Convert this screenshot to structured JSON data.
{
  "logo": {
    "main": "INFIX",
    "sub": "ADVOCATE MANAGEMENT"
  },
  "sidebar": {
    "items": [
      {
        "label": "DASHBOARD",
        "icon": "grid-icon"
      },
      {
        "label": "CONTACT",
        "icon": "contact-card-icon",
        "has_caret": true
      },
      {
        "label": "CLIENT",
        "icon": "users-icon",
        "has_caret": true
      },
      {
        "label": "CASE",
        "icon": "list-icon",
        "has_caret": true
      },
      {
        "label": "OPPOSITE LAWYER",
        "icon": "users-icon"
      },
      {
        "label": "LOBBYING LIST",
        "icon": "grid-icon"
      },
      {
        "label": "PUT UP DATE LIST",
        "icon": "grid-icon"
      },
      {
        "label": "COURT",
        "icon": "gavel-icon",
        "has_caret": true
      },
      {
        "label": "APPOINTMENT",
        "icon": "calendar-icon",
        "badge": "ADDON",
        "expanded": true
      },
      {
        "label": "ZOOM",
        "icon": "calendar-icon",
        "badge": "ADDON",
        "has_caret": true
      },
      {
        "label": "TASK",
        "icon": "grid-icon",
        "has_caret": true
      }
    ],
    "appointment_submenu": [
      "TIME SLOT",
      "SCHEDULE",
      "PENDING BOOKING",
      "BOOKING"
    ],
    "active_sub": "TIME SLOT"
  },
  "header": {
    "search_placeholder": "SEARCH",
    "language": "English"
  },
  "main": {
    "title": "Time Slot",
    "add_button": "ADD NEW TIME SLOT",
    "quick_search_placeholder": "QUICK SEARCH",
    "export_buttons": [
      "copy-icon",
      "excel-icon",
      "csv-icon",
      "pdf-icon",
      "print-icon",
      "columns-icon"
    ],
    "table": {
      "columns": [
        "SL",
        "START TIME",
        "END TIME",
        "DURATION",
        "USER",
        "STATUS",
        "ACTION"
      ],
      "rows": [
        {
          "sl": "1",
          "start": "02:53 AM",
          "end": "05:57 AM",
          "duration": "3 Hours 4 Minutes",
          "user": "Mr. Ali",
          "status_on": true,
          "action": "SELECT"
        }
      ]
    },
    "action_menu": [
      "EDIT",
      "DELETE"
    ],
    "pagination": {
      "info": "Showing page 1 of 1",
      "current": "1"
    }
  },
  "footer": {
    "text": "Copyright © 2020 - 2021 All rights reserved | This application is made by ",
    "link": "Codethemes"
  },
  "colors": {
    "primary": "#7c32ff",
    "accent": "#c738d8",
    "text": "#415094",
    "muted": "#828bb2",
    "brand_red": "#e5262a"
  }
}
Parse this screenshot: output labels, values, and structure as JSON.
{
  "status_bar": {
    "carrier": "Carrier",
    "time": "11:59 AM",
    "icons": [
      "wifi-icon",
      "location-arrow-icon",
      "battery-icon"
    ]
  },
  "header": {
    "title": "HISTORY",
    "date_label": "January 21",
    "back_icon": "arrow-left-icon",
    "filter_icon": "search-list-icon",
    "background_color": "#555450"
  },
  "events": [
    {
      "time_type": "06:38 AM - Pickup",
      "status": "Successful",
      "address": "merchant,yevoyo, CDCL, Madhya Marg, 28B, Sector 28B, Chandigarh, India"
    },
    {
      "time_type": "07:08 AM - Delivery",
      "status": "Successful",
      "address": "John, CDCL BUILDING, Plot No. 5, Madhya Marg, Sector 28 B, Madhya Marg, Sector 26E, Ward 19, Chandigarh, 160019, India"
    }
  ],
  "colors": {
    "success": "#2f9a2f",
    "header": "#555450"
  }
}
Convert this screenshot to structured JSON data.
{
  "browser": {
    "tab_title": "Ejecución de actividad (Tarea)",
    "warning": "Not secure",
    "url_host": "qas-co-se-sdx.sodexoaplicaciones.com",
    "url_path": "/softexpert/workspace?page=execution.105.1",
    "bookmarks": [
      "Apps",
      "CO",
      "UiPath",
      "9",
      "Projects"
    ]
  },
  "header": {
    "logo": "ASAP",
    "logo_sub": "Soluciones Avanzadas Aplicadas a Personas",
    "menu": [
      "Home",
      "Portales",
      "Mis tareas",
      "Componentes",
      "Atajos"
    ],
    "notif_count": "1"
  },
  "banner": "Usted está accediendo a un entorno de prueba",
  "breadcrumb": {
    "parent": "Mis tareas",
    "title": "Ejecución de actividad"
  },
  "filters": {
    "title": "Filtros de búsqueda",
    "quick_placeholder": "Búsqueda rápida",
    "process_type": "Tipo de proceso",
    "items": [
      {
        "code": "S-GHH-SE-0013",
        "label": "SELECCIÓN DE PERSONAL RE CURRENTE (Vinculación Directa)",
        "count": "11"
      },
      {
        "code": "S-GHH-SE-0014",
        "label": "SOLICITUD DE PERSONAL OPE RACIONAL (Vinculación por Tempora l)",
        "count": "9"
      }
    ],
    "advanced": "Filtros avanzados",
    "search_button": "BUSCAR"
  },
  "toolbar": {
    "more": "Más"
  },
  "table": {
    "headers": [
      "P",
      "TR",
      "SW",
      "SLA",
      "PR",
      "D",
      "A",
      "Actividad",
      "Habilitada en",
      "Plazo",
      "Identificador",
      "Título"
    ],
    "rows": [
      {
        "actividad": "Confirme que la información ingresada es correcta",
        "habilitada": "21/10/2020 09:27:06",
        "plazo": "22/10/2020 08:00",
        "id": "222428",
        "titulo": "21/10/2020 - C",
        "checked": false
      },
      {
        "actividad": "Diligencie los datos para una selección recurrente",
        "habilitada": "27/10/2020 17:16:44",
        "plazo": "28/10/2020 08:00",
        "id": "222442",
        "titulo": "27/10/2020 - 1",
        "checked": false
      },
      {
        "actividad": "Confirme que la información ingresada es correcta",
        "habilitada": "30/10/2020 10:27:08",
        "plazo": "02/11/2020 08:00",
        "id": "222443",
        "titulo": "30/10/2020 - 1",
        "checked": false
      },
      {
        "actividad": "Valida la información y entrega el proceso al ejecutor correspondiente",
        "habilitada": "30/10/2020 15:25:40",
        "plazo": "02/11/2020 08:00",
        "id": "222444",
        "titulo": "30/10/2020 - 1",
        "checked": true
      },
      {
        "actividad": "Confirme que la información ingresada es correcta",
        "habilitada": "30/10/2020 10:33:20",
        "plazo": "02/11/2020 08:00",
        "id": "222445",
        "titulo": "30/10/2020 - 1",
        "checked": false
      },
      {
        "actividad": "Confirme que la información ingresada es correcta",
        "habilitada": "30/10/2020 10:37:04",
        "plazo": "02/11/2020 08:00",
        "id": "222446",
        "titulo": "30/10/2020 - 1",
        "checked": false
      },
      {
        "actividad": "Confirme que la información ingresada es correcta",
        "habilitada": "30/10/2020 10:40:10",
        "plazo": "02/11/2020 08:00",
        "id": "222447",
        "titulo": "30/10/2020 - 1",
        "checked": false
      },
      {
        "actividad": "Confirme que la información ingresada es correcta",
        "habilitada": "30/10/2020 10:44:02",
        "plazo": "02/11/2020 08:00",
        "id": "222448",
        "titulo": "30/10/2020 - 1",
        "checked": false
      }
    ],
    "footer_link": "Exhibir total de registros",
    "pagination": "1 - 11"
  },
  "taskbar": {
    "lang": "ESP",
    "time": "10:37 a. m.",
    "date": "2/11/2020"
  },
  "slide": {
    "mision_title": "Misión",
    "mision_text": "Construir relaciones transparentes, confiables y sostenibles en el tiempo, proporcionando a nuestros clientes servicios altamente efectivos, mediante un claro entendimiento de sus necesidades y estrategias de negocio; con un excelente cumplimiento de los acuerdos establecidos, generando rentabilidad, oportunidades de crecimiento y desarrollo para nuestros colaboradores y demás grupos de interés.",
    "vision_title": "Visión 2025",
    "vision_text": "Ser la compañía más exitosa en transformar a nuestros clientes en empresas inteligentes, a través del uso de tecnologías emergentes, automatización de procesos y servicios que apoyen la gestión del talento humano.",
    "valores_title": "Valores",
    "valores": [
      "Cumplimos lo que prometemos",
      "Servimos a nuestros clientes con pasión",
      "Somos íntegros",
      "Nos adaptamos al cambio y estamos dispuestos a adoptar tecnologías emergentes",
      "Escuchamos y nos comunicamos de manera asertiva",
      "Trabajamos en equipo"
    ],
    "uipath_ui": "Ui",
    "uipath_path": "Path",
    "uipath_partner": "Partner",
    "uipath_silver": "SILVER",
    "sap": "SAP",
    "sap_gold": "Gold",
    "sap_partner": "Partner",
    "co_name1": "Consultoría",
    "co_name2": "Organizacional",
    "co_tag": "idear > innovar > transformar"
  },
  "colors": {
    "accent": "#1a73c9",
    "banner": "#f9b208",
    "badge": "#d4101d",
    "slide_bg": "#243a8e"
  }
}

***

▸ JOB
Find each line holding the word "Marg" and copy it.

▸ CORRECT OUTPUT
      "address": "merchant,yevoyo, CDCL, Madhya Marg, 28B, Sector 28B, Chandigarh, India"
      "address": "John, CDCL BUILDING, Plot No. 5, Madhya Marg, Sector 28 B, Madhya Marg, Sector 26E, Ward 19, Chandigarh, 160019, India"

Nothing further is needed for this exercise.